### Collected data entries
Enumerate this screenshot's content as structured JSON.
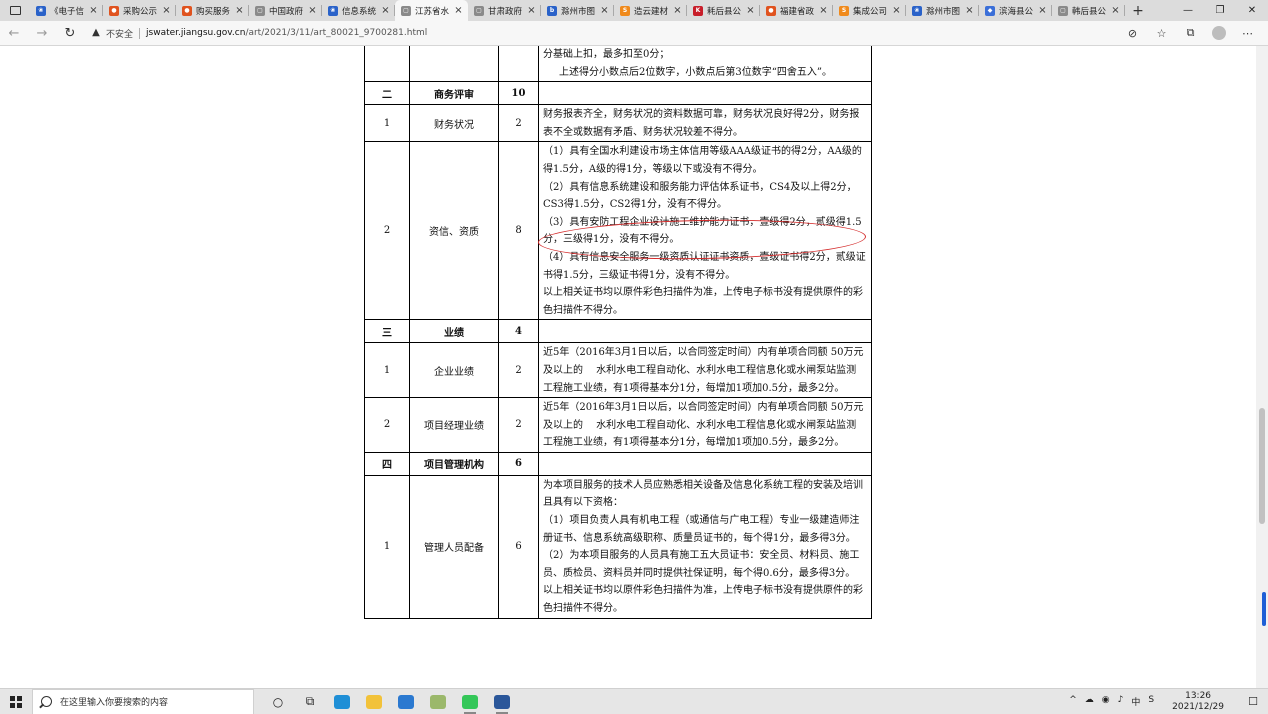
{
  "browser": {
    "tabs": [
      {
        "title": "《电子信",
        "color": "#2a62c9",
        "glyph": "❀"
      },
      {
        "title": "采购公示",
        "color": "#e0531f",
        "glyph": "●"
      },
      {
        "title": "购买服务",
        "color": "#e0531f",
        "glyph": "●"
      },
      {
        "title": "中国政府",
        "color": "#8a8a8a",
        "glyph": "▢"
      },
      {
        "title": "信息系统",
        "color": "#2a62c9",
        "glyph": "❀"
      },
      {
        "title": "江苏省水",
        "color": "#8a8a8a",
        "glyph": "▢",
        "active": true
      },
      {
        "title": "甘肃政府",
        "color": "#8a8a8a",
        "glyph": "▢"
      },
      {
        "title": "滁州市图",
        "color": "#2a62c9",
        "glyph": "b"
      },
      {
        "title": "造云建材",
        "color": "#f08a1c",
        "glyph": "S"
      },
      {
        "title": "耗后县公",
        "color": "#c81e2a",
        "glyph": "K"
      },
      {
        "title": "福建省政",
        "color": "#e0531f",
        "glyph": "●"
      },
      {
        "title": "集成公司",
        "color": "#f08a1c",
        "glyph": "S"
      },
      {
        "title": "滁州市图",
        "color": "#2a62c9",
        "glyph": "❀"
      },
      {
        "title": "滨海县公",
        "color": "#3b6fd8",
        "glyph": "◆"
      },
      {
        "title": "韩后县公",
        "color": "#8a8a8a",
        "glyph": "▢"
      }
    ],
    "new_tab": "+",
    "close_glyph": "×",
    "window_controls": {
      "minimize": "—",
      "maximize": "❐",
      "close": "✕"
    }
  },
  "addressbar": {
    "security_label": "不安全",
    "url_host": "jswater.jiangsu.gov.cn",
    "url_path": "/art/2021/3/11/art_80021_9700281.html"
  },
  "table": {
    "top_fragment": {
      "desc_lines": [
        "分基础上扣，最多扣至0分；",
        "上述得分小数点后2位数字，小数点后第3位数字“四舍五入”。"
      ]
    },
    "sections": [
      {
        "no": "二",
        "title": "商务评审",
        "points": "10",
        "rows": [
          {
            "no": "1",
            "item": "财务状况",
            "points": "2",
            "desc": [
              "财务报表齐全，财务状况的资料数据可靠，财务状况良好得2分，财务报表不全或数据有矛盾、财务状况较差不得分。"
            ]
          },
          {
            "no": "2",
            "item": "资信、资质",
            "points": "8",
            "desc": [
              "（1）具有全国水利建设市场主体信用等级AAA级证书的得2分，AA级的得1.5分，A级的得1分，等级以下或没有不得分。",
              "（2）具有信息系统建设和服务能力评估体系证书，CS4及以上得2分，CS3得1.5分，CS2得1分，没有不得分。",
              "（3）具有安防工程企业设计施工维护能力证书，壹级得2分，贰级得1.5分，三级得1分，没有不得分。",
              "（4）具有信息安全服务一级资质认证证书资质，壹级证书得2分，贰级证书得1.5分，三级证书得1分，没有不得分。",
              "以上相关证书均以原件彩色扫描件为准，上传电子标书没有提供原件的彩色扫描件不得分。"
            ]
          }
        ]
      },
      {
        "no": "三",
        "title": "业绩",
        "points": "4",
        "rows": [
          {
            "no": "1",
            "item": "企业业绩",
            "points": "2",
            "desc": [
              "近5年（2016年3月1日以后，以合同签定时间）内有单项合同额 50万元 及以上的　 水利水电工程自动化、水利水电工程信息化或水闸泵站监测　工程施工业绩，有1项得基本分1分，每增加1项加0.5分，最多2分。"
            ]
          },
          {
            "no": "2",
            "item": "项目经理业绩",
            "points": "2",
            "desc": [
              "近5年（2016年3月1日以后，以合同签定时间）内有单项合同额 50万元 及以上的　 水利水电工程自动化、水利水电工程信息化或水闸泵站监测　工程施工业绩，有1项得基本分1分，每增加1项加0.5分，最多2分。"
            ]
          }
        ]
      },
      {
        "no": "四",
        "title": "项目管理机构",
        "points": "6",
        "rows": [
          {
            "no": "1",
            "item": "管理人员配备",
            "points": "6",
            "desc": [
              "为本项目服务的技术人员应熟悉相关设备及信息化系统工程的安装及培训且具有以下资格：",
              "（1）项目负责人具有机电工程（或通信与广电工程）专业一级建造师注册证书、信息系统高级职称、质量员证书的，每个得1分，最多得3分。",
              "（2）为本项目服务的人员具有施工五大员证书：安全员、材料员、施工员、质检员、资料员并同时提供社保证明，每个得0.6分，最多得3分。",
              "以上相关证书均以原件彩色扫描件为准，上传电子标书没有提供原件的彩色扫描件不得分。"
            ]
          }
        ]
      }
    ]
  },
  "taskbar": {
    "search_placeholder": "在这里输入你要搜索的内容",
    "icons": [
      {
        "name": "cortana-icon",
        "glyph": "○"
      },
      {
        "name": "task-view-icon",
        "glyph": "⧉"
      },
      {
        "name": "edge-icon",
        "color": "#1f8fd6"
      },
      {
        "name": "file-explorer-icon",
        "color": "#f2c23a"
      },
      {
        "name": "mail-icon",
        "color": "#2b79d0"
      },
      {
        "name": "paint-icon",
        "color": "#9bb86b"
      },
      {
        "name": "wechat-icon",
        "color": "#34c759"
      },
      {
        "name": "word-icon",
        "color": "#2b579a"
      }
    ],
    "tray_items": [
      "^",
      "☁",
      "◉",
      "♪",
      "中",
      "S"
    ],
    "time": "13:26",
    "date": "2021/12/29",
    "notification": "☐"
  }
}
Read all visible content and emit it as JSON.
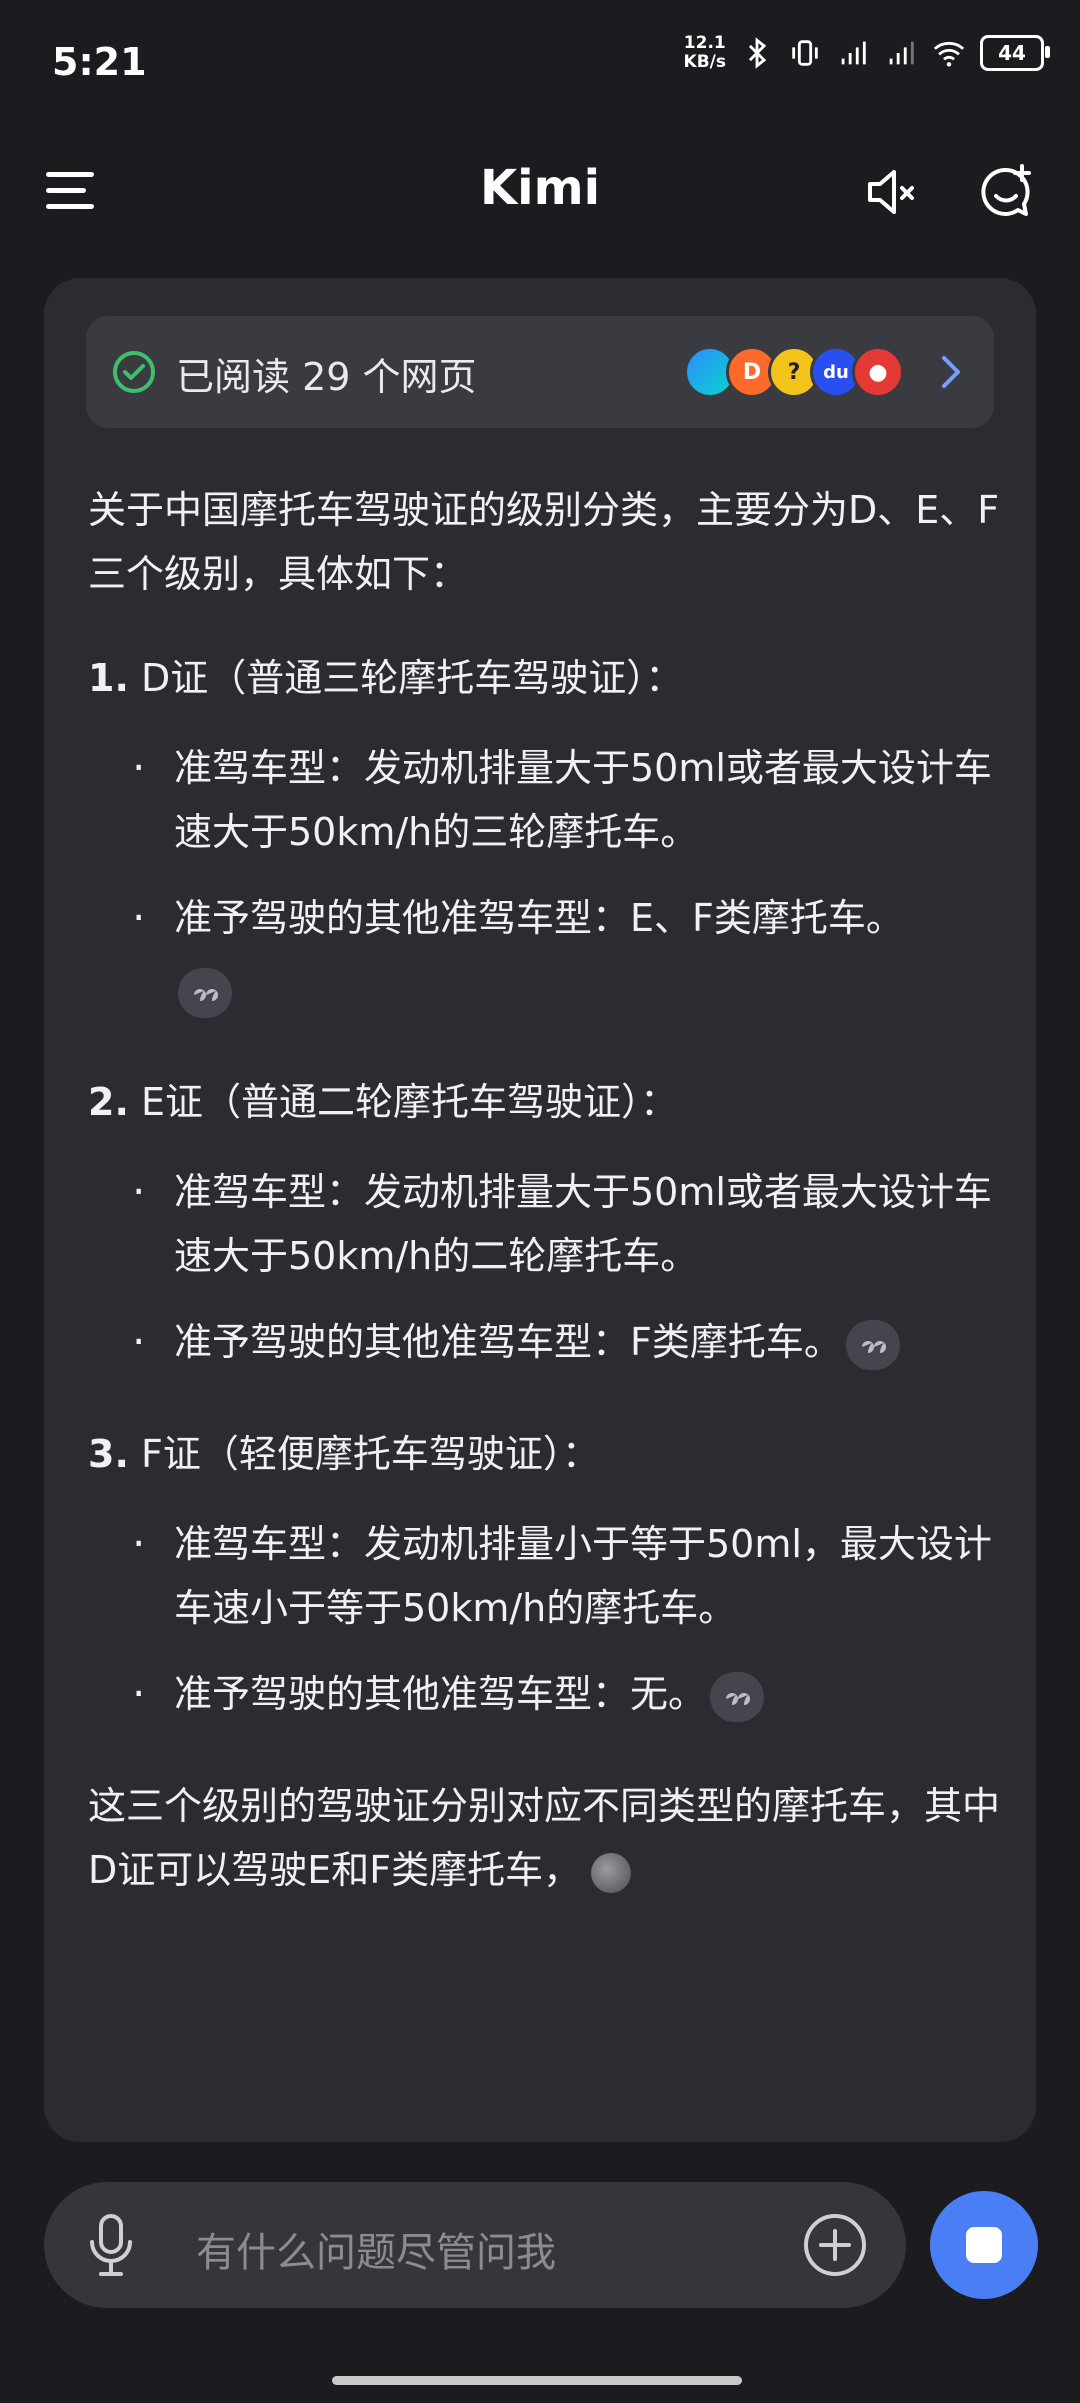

### Problem requirements
Quote all the records verbatim, dropping any pictures from your copy.

### Task solution
Enumerate this screenshot's content as structured JSON.
{
  "browser": {
    "tabs": [
      {
        "title": "《电子信",
        "color": "#2a62c9",
        "glyph": "❀"
      },
      {
        "title": "采购公示",
        "color": "#e0531f",
        "glyph": "●"
      },
      {
        "title": "购买服务",
        "color": "#e0531f",
        "glyph": "●"
      },
      {
        "title": "中国政府",
        "color": "#8a8a8a",
        "glyph": "▢"
      },
      {
        "title": "信息系统",
        "color": "#2a62c9",
        "glyph": "❀"
      },
      {
        "title": "江苏省水",
        "color": "#8a8a8a",
        "glyph": "▢",
        "active": true
      },
      {
        "title": "甘肃政府",
        "color": "#8a8a8a",
        "glyph": "▢"
      },
      {
        "title": "滁州市图",
        "color": "#2a62c9",
        "glyph": "b"
      },
      {
        "title": "造云建材",
        "color": "#f08a1c",
        "glyph": "S"
      },
      {
        "title": "耗后县公",
        "color": "#c81e2a",
        "glyph": "K"
      },
      {
        "title": "福建省政",
        "color": "#e0531f",
        "glyph": "●"
      },
      {
        "title": "集成公司",
        "color": "#f08a1c",
        "glyph": "S"
      },
      {
        "title": "滁州市图",
        "color": "#2a62c9",
        "glyph": "❀"
      },
      {
        "title": "滨海县公",
        "color": "#3b6fd8",
        "glyph": "◆"
      },
      {
        "title": "韩后县公",
        "color": "#8a8a8a",
        "glyph": "▢"
      }
    ],
    "new_tab": "+",
    "close_glyph": "×",
    "window_controls": {
      "minimize": "—",
      "maximize": "❐",
      "close": "✕"
    }
  },
  "addressbar": {
    "security_label": "不安全",
    "url_host": "jswater.jiangsu.gov.cn",
    "url_path": "/art/2021/3/11/art_80021_9700281.html"
  },
  "table": {
    "top_fragment": {
      "desc_lines": [
        "分基础上扣，最多扣至0分；",
        "上述得分小数点后2位数字，小数点后第3位数字“四舍五入”。"
      ]
    },
    "sections": [
      {
        "no": "二",
        "title": "商务评审",
        "points": "10",
        "rows": [
          {
            "no": "1",
            "item": "财务状况",
            "points": "2",
            "desc": [
              "财务报表齐全，财务状况的资料数据可靠，财务状况良好得2分，财务报表不全或数据有矛盾、财务状况较差不得分。"
            ]
          },
          {
            "no": "2",
            "item": "资信、资质",
            "points": "8",
            "desc": [
              "（1）具有全国水利建设市场主体信用等级AAA级证书的得2分，AA级的得1.5分，A级的得1分，等级以下或没有不得分。",
              "（2）具有信息系统建设和服务能力评估体系证书，CS4及以上得2分，CS3得1.5分，CS2得1分，没有不得分。",
              "（3）具有安防工程企业设计施工维护能力证书，壹级得2分，贰级得1.5分，三级得1分，没有不得分。",
              "（4）具有信息安全服务一级资质认证证书资质，壹级证书得2分，贰级证书得1.5分，三级证书得1分，没有不得分。",
              "以上相关证书均以原件彩色扫描件为准，上传电子标书没有提供原件的彩色扫描件不得分。"
            ]
          }
        ]
      },
      {
        "no": "三",
        "title": "业绩",
        "points": "4",
        "rows": [
          {
            "no": "1",
            "item": "企业业绩",
            "points": "2",
            "desc": [
              "近5年（2016年3月1日以后，以合同签定时间）内有单项合同额 50万元 及以上的　 水利水电工程自动化、水利水电工程信息化或水闸泵站监测　工程施工业绩，有1项得基本分1分，每增加1项加0.5分，最多2分。"
            ]
          },
          {
            "no": "2",
            "item": "项目经理业绩",
            "points": "2",
            "desc": [
              "近5年（2016年3月1日以后，以合同签定时间）内有单项合同额 50万元 及以上的　 水利水电工程自动化、水利水电工程信息化或水闸泵站监测　工程施工业绩，有1项得基本分1分，每增加1项加0.5分，最多2分。"
            ]
          }
        ]
      },
      {
        "no": "四",
        "title": "项目管理机构",
        "points": "6",
        "rows": [
          {
            "no": "1",
            "item": "管理人员配备",
            "points": "6",
            "desc": [
              "为本项目服务的技术人员应熟悉相关设备及信息化系统工程的安装及培训且具有以下资格：",
              "（1）项目负责人具有机电工程（或通信与广电工程）专业一级建造师注册证书、信息系统高级职称、质量员证书的，每个得1分，最多得3分。",
              "（2）为本项目服务的人员具有施工五大员证书：安全员、材料员、施工员、质检员、资料员并同时提供社保证明，每个得0.6分，最多得3分。",
              "以上相关证书均以原件彩色扫描件为准，上传电子标书没有提供原件的彩色扫描件不得分。"
            ]
          }
        ]
      }
    ]
  },
  "taskbar": {
    "search_placeholder": "在这里输入你要搜索的内容",
    "icons": [
      {
        "name": "cortana-icon",
        "glyph": "○"
      },
      {
        "name": "task-view-icon",
        "glyph": "⧉"
      },
      {
        "name": "edge-icon",
        "color": "#1f8fd6"
      },
      {
        "name": "file-explorer-icon",
        "color": "#f2c23a"
      },
      {
        "name": "mail-icon",
        "color": "#2b79d0"
      },
      {
        "name": "paint-icon",
        "color": "#9bb86b"
      },
      {
        "name": "wechat-icon",
        "color": "#34c759"
      },
      {
        "name": "word-icon",
        "color": "#2b579a"
      }
    ],
    "tray_items": [
      "^",
      "☁",
      "◉",
      "♪",
      "中",
      "S"
    ],
    "time": "13:26",
    "date": "2021/12/29",
    "notification": "☐"
  }
}
Read all visible content and emit it as JSON.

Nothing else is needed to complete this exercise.